Selected extract >>
━━━━━━━━━━━━━━━━

OMNIDATA and the Computerization of Scientific Data

For much of its history, the National Bureau of Standards has been a leader in providing the most reliable available technical data to scientific and engi-neering users. The Bureau has operated large-scale data evaluation programs in a wide variety of disciplines and has distributed the results through various publication channels. With the advent of modern computers, it was natural for NBS data experts to explore how computers could be used both for internal data management activities and for the public dissemination of NBS data collections. During the 1970s, the Office of Standard Reference Data (OSRD) and the various data centers that it coordinated embarked on a number of projects aimed at utilizing the growing power of digital comput-ers to improve the efficiency and effectiveness of the SRD program. NBS quickly became recognized as a pioneer in this area.

━━━━━━━━━━━━━━━━

Provided material >>
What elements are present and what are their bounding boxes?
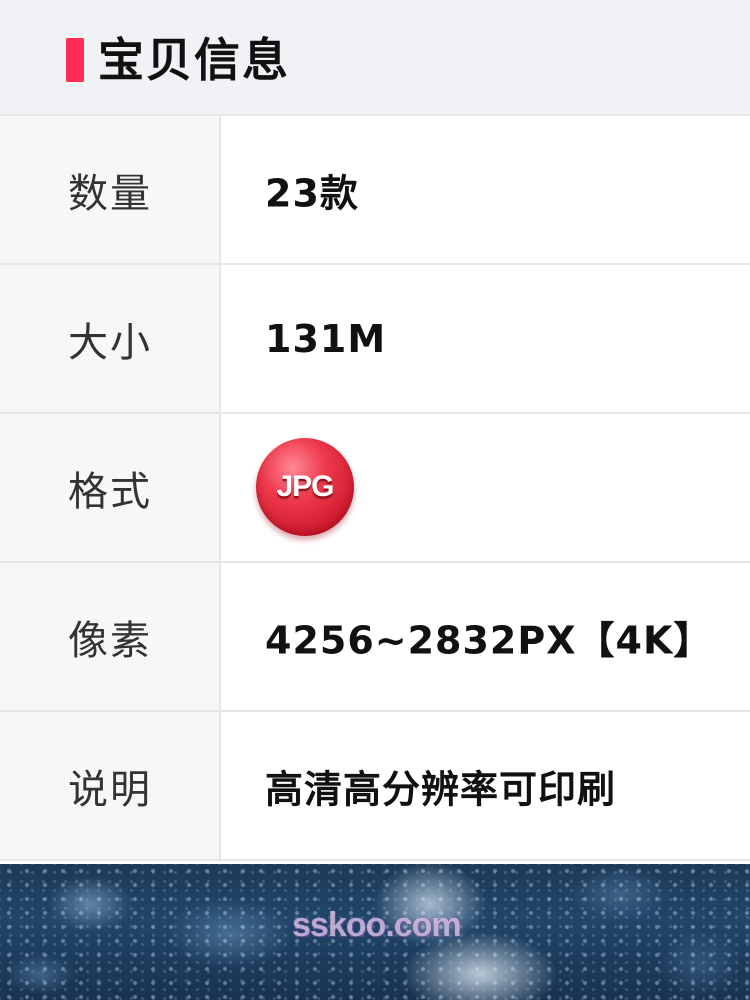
row-value-cell: 高清高分辨率可印刷 xyxy=(223,712,750,859)
row-value: 131M xyxy=(265,316,387,361)
row-label-cell: 大小 xyxy=(0,265,221,412)
accent-bar xyxy=(66,38,84,82)
badge-text: JPG xyxy=(276,470,334,503)
row-value: 23款 xyxy=(265,171,359,215)
row-label: 大小 xyxy=(68,319,152,366)
row-label: 格式 xyxy=(68,468,152,515)
row-value-cell: 4256~2832PX【4K】 xyxy=(223,563,750,710)
section-header: 宝贝信息 xyxy=(0,0,750,116)
table-row-description: 说明 高清高分辨率可印刷 xyxy=(0,712,750,861)
preview-photo: sskoo.com xyxy=(0,864,750,1000)
table-row-size: 大小 131M xyxy=(0,265,750,414)
product-info-page: 宝贝信息 数量 23款 大小 131M 格式 JPG 像素 4256~2832P… xyxy=(0,0,750,1000)
row-label-cell: 数量 xyxy=(0,116,221,263)
row-label: 像素 xyxy=(68,617,152,664)
row-value-cell: 23款 xyxy=(223,116,750,263)
row-label: 说明 xyxy=(68,766,152,813)
jpg-badge-icon: JPG xyxy=(256,438,354,536)
row-label-cell: 格式 xyxy=(0,414,221,561)
row-value: 4256~2832PX【4K】 xyxy=(265,618,713,662)
row-label-cell: 像素 xyxy=(0,563,221,710)
section-title: 宝贝信息 xyxy=(98,33,290,87)
row-label: 数量 xyxy=(68,170,152,217)
watermark-text: sskoo.com xyxy=(292,906,462,944)
row-value-cell: JPG xyxy=(223,414,750,561)
row-label-cell: 说明 xyxy=(0,712,221,859)
table-row-quantity: 数量 23款 xyxy=(0,116,750,265)
table-row-format: 格式 JPG xyxy=(0,414,750,563)
row-value-cell: 131M xyxy=(223,265,750,412)
info-table: 数量 23款 大小 131M 格式 JPG 像素 4256~2832PX【4K】… xyxy=(0,116,750,861)
table-row-resolution: 像素 4256~2832PX【4K】 xyxy=(0,563,750,712)
row-value: 高清高分辨率可印刷 xyxy=(265,767,617,811)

━━━━━━━━━━━━━━━━

Required work >>
1. According to the passage on OMNIDATA and the computerization of scientific data, in which decade did the Office of Standard Reference Data and its data centers begin projects using digital computers?
2. Write the next part of the passage on OMNIDATA and the computerization of scientific data, starting after its last sentence.

Responses per task >>
1. The 1970s.

2.
At that time, there was a tendency for each data group to develop computer programs to handle the particular type of scientific data of concern to it. Since the SRD program covered such diverse classes of data, there was an incentive for OSRD to investigate the possibility of developing general purpose programs capable of managing a broad range of data. This effort led to the creation of the database management program OMNIDATA, described in the book OMNIDATA, An Interactive System for Data Retrieval, Statistical and Graphical Analysis and Data-Base Management: A User's Manual [1], authored by Joseph Hilsenrath and Bettijoyce Breen. This represents the first major publication of the National Bureau of Standards in the area of computerized scientific data management.

In the early 1970s when the OMNIDATA project was begun, data retrieval, data analysis, and data file maintenance were largely done in the batch mode, with programmers submitting punched cards for processing on a mainframe computer and, after an indeterminate period of time, receiving a printout of results. Also, computer programs designed to run routinely were almost always inflexible, and the writing of ad hoc programs to answer specific questions often entailed expense and delay out of proportion to the urgency of the problem that motivated the question in the first place. When early commercial general-purpose data manage-ment programs began to appear, primarily intended for business applications, they had adequate and roughly comparable search and retrieval capability, file defini- tion features, and report generators. None, however, had enough data analysis and data manipulation facilities to handle the numerical and alphanumeric data files required for scientific use, nor did they address unique characteristics of scientific information, such as Greek and mathematical symbols, uncertainties, and varying number of significant figures, all of which added to the complexity to scientific data.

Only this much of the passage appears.